_Tarefas solicitadas_.
a. Responda com base na redação sobre a segregação das classes sociais no Brasil:
(i) Como a filósofa Marilena Chauí define a democracia?
(ii) Qual obra do jornalista Gilberto Dimenstein é citada?
(iii) Que instituições são apresentadas como formadoras de opinião?
b. Segundo a redação sobre a segregação das classes sociais no Brasil, o acesso a quais direitos é constantemente negado às classes com menos recursos no país? Liste todos.

Segregação das classes sociais no Brasil (Adaptado da FUVEST 2015)
Enviada em 10/05/2020
A filósofa brasileira Marilena Chauí defende a noção de democracia como um sistema que garante a igualdade no acesso aos direitos constitucionais. No entanto, o cenário desafiador de combater a discriminação entre as esferas sociais no Brasil contrária na prática a efetivação desse princípio constitucional. Diante disso, nota-se tanto a formação socioeconômica quanto a inoperância estatal em garantir o acesso aos direitos como impulsionadores do imbróglio. Vale ressaltar, de início, a formação econômica do país como causa do problema em questão. Nessa conjuntura, com o avanço da globalização, houve um avanço acelerado do índice de desemprego em todo o mundo, resultado dos avanços tecnológicos que tiraram inúmeros postos de trabalho da população, o que acarretou o crescimento das desigualdades sociais. Desse modo, percebe-se que o avanço do desemprego no Brasil, resultou em uma marginalização das classes com menos recurso, o que por conta de uma diferença econômica ocorre um distanciamento entre as classes. Cabe destacar, ainda, que ineficácia de políticas públicas compromete a resolução do impasse. Essa situação persiste devido às falhas do Estado no que diz respeito ao precário investimento em áreas fundamentais, bem como o despreparo dos cidadãos para ingressarem no mercado de trabalho. Relacionado a isso, o jornalista brasileiro Gilberto Dimenstein, em sua obra, “O Cidadão de Papel”, refere-se a um cidadão com direitos adquiridos, porém não usufruídos, quase sempre por falta de condições fornecidas pelo Estado. assim também ocorre com as classes com menos recursos no país, uma vez que o acesso à saúde, moradia e à educação são constantemente negados pela atual condição de precariedade estatal brasileira. Dessarte, fica clara a urgência na resolução da problemática. Fica evidente, portanto, a importância da atuação das Escolas - como instituições formadoras de opinião -, mediante o debate do tema, com o fito de esclarecer a comunidade sobre a gravidade da situação. Outrossim, assiste ao Estado o dever de aprimorar os programas assistenciais, por meio da reorganização do erário, o qual possibilite de fato a diferença na vida dos cidadãos cuja renda não supre as necessidades básicas; além de propocinar uma educação pública de qualidade para que o acesso democrático aos direitos sejam garantido, a fim reverter esse quadro deletério. Destarte, chegar-se-á ao ideal proposto pela filósofa.

_Dados fornecidos_.
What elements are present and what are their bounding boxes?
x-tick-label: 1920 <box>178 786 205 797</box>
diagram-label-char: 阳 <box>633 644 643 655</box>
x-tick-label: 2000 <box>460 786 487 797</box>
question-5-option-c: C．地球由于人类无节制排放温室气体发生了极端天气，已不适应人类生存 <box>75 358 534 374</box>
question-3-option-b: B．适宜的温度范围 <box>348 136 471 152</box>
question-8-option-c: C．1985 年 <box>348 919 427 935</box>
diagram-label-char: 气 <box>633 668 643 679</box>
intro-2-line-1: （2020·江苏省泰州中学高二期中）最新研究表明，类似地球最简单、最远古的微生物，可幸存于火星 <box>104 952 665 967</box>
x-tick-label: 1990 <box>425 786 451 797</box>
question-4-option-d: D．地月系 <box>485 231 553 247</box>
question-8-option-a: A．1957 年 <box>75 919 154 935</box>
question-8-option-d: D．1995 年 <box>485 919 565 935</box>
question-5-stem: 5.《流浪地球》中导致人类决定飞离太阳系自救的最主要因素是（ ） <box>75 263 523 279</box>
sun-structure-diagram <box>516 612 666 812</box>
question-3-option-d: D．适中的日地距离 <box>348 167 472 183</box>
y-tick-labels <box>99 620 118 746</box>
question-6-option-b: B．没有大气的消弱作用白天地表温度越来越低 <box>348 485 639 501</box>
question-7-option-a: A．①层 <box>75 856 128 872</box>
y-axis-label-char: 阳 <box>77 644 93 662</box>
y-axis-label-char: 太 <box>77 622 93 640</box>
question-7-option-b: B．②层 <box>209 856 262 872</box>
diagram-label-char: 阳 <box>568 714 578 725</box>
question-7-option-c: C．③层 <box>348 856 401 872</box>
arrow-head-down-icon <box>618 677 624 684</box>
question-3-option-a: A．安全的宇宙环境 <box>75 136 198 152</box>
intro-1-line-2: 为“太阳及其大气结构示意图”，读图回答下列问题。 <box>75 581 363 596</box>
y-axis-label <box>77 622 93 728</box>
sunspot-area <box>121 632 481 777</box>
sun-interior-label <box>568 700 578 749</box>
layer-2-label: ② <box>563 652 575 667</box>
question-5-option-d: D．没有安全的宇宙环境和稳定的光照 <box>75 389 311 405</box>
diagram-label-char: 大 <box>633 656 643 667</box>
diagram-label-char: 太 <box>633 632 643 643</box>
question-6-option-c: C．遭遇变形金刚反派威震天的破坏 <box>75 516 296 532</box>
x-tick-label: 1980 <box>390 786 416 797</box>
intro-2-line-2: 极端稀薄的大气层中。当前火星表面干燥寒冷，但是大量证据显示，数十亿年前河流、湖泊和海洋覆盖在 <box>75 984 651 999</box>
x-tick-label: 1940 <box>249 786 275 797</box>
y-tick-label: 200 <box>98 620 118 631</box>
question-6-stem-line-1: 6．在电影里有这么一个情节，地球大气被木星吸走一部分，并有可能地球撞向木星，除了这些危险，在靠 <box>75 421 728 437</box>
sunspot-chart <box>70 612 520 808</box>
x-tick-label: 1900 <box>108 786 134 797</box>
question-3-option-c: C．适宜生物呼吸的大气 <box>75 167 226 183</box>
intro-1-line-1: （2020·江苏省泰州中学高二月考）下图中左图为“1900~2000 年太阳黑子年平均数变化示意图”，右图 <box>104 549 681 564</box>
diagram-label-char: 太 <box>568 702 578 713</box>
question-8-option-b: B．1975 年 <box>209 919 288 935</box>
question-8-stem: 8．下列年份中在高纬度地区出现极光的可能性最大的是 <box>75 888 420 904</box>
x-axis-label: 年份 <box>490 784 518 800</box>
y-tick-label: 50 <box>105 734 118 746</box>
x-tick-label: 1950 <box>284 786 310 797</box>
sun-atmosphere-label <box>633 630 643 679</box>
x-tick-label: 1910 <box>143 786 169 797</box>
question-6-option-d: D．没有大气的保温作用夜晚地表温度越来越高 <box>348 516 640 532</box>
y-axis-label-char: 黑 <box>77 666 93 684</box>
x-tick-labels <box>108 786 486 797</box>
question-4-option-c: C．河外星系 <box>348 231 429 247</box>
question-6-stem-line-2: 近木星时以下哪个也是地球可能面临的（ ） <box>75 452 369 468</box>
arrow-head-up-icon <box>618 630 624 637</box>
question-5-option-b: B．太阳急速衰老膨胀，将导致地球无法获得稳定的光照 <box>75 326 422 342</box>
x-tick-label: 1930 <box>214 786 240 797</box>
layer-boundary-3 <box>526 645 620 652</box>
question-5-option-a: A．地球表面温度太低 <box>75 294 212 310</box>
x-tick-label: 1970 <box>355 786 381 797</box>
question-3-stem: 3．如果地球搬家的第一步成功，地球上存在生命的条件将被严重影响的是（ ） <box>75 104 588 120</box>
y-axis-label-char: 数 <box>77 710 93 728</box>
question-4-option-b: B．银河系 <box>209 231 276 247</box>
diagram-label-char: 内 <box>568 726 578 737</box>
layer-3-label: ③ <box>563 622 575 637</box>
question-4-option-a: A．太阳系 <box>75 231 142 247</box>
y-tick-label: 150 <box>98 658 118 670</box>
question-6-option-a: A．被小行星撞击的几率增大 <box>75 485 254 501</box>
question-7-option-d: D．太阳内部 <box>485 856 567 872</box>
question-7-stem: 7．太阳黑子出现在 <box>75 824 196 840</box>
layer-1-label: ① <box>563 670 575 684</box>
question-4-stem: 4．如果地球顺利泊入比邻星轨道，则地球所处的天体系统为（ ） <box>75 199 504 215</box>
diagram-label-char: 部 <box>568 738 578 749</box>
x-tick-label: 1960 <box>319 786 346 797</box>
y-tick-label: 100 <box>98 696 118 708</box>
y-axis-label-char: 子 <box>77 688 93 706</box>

_Lista de respostas_.
a.
(i) Como um sistema que garante a igualdade no acesso aos direitos constitucionais.
(ii) "O Cidadão de Papel".
(iii) As Escolas.

b.
- Saúde
- Moradia
- Educação